Look through the material below for "name". Copy every line that contains it.
>> START DATA SECTION
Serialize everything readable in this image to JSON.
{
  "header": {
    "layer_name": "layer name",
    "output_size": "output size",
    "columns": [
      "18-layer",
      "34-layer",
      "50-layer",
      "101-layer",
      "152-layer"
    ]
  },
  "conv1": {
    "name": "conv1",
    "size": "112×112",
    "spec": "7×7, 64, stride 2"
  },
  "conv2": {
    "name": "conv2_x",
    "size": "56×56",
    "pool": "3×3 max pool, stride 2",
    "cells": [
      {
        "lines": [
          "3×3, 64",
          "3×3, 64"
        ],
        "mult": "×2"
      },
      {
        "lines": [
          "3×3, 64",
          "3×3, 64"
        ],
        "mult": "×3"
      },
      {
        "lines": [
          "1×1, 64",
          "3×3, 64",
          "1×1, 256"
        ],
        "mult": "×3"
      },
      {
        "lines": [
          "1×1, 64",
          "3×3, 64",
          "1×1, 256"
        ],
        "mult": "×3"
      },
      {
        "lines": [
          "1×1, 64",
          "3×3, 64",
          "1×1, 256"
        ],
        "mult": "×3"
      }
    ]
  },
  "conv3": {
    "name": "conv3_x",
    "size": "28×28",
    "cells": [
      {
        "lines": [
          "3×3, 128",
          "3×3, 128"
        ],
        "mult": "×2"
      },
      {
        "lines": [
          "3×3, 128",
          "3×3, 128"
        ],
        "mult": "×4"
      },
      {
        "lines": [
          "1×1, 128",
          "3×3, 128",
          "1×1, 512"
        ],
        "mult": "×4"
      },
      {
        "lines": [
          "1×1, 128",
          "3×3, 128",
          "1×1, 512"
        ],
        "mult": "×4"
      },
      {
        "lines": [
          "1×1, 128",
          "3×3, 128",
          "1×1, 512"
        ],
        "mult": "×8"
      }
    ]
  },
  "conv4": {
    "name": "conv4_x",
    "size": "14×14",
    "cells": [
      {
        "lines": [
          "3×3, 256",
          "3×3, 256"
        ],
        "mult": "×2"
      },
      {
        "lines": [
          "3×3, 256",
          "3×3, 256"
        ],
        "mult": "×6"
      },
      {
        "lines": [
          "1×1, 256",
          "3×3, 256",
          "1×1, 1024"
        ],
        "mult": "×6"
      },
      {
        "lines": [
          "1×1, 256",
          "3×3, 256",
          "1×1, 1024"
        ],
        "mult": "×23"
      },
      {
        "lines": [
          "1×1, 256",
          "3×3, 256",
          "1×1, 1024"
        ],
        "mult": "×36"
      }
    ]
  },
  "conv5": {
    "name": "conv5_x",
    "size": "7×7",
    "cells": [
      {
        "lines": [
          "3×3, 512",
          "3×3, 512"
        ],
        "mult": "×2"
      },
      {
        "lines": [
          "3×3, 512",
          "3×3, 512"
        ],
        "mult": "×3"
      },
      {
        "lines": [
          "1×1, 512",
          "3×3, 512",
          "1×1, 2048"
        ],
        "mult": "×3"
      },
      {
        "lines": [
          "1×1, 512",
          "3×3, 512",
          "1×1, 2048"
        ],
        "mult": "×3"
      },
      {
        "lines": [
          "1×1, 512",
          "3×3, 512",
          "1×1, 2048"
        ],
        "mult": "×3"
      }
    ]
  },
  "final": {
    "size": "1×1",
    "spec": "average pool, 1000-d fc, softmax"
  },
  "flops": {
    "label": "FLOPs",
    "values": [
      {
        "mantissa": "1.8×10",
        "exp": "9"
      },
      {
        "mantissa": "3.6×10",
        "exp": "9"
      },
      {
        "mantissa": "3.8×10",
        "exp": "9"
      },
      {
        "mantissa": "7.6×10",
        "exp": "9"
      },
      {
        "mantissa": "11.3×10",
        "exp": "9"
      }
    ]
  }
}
>> END DATA SECTION
[ANSWER TO THIS TASK]
    "layer_name": "layer name",
    "name": "conv1",
    "name": "conv2_x",
    "name": "conv3_x",
    "name": "conv4_x",
    "name": "conv5_x",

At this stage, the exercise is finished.